* _AIM OF THE TASK_: Each record needs to be echoed exactly; can you do that?

Collected data
** Begin **

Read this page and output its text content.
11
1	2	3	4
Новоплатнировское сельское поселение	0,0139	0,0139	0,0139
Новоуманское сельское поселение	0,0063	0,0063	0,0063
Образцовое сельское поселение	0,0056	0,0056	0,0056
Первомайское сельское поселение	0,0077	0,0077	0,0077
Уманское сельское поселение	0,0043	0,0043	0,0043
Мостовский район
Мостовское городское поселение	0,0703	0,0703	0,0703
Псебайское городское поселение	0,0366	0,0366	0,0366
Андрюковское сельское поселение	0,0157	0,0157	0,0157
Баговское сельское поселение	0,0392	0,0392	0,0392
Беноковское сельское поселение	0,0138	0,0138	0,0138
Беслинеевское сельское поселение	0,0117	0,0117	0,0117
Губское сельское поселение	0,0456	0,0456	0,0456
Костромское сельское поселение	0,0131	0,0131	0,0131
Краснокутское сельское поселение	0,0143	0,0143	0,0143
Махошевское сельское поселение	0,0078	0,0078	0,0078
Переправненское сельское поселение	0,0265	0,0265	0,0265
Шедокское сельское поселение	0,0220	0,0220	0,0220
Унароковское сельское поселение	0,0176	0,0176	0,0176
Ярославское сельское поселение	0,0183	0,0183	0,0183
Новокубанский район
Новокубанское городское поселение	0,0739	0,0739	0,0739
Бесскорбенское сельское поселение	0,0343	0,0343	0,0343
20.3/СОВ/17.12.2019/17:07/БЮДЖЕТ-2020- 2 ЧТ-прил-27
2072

** End **

* _ANSWER TO THIS EXERCISE_:
Read this page and output its text content.
11
1	2	3	4
Новоплатнировское сельское поселение	0,0139	0,0139	0,0139
Новоуманское сельское поселение	0,0063	0,0063	0,0063
Образцовое сельское поселение	0,0056	0,0056	0,0056
Первомайское сельское поселение	0,0077	0,0077	0,0077
Уманское сельское поселение	0,0043	0,0043	0,0043
Мостовский район
Мостовское городское поселение	0,0703	0,0703	0,0703
Псебайское городское поселение	0,0366	0,0366	0,0366
Андрюковское сельское поселение	0,0157	0,0157	0,0157
Баговское сельское поселение	0,0392	0,0392	0,0392
Беноковское сельское поселение	0,0138	0,0138	0,0138
Беслинеевское сельское поселение	0,0117	0,0117	0,0117
Губское сельское поселение	0,0456	0,0456	0,0456
Костромское сельское поселение	0,0131	0,0131	0,0131
Краснокутское сельское поселение	0,0143	0,0143	0,0143
Махошевское сельское поселение	0,0078	0,0078	0,0078
Переправненское сельское поселение	0,0265	0,0265	0,0265
Шедокское сельское поселение	0,0220	0,0220	0,0220
Унароковское сельское поселение	0,0176	0,0176	0,0176
Ярославское сельское поселение	0,0183	0,0183	0,0183
Новокубанский район
Новокубанское городское поселение	0,0739	0,0739	0,0739
Бесскорбенское сельское поселение	0,0343	0,0343	0,0343
20.3/СОВ/17.12.2019/17:07/БЮДЖЕТ-2020- 2 ЧТ-прил-27
2072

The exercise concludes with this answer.